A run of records

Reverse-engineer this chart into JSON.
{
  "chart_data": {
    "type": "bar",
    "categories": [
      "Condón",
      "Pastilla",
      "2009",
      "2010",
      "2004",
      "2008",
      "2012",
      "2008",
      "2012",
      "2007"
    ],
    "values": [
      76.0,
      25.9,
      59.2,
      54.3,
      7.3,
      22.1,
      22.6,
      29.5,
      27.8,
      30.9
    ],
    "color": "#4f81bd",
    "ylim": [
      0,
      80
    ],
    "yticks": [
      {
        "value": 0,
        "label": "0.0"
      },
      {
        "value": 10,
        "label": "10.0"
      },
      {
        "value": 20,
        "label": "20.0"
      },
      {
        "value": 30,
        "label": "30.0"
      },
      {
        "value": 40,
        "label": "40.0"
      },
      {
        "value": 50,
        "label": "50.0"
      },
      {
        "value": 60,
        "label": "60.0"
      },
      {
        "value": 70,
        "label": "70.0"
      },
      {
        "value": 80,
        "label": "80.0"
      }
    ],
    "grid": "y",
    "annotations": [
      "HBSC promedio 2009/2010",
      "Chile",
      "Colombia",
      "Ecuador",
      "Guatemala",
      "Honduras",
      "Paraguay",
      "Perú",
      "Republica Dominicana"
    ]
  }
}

## [What you have to do]
Repeat every entry word for word.

## [Complete answer]
Reverse-engineer this chart into JSON.
{
  "chart_data": {
    "type": "bar",
    "categories": [
      "Condón",
      "Pastilla",
      "2009",
      "2010",
      "2004",
      "2008",
      "2012",
      "2008",
      "2012",
      "2007"
    ],
    "values": [
      76.0,
      25.9,
      59.2,
      54.3,
      7.3,
      22.1,
      22.6,
      29.5,
      27.8,
      30.9
    ],
    "color": "#4f81bd",
    "ylim": [
      0,
      80
    ],
    "yticks": [
      {
        "value": 0,
        "label": "0.0"
      },
      {
        "value": 10,
        "label": "10.0"
      },
      {
        "value": 20,
        "label": "20.0"
      },
      {
        "value": 30,
        "label": "30.0"
      },
      {
        "value": 40,
        "label": "40.0"
      },
      {
        "value": 50,
        "label": "50.0"
      },
      {
        "value": 60,
        "label": "60.0"
      },
      {
        "value": 70,
        "label": "70.0"
      },
      {
        "value": 80,
        "label": "80.0"
      }
    ],
    "grid": "y",
    "annotations": [
      "HBSC promedio 2009/2010",
      "Chile",
      "Colombia",
      "Ecuador",
      "Guatemala",
      "Honduras",
      "Paraguay",
      "Perú",
      "Republica Dominicana"
    ]
  }
}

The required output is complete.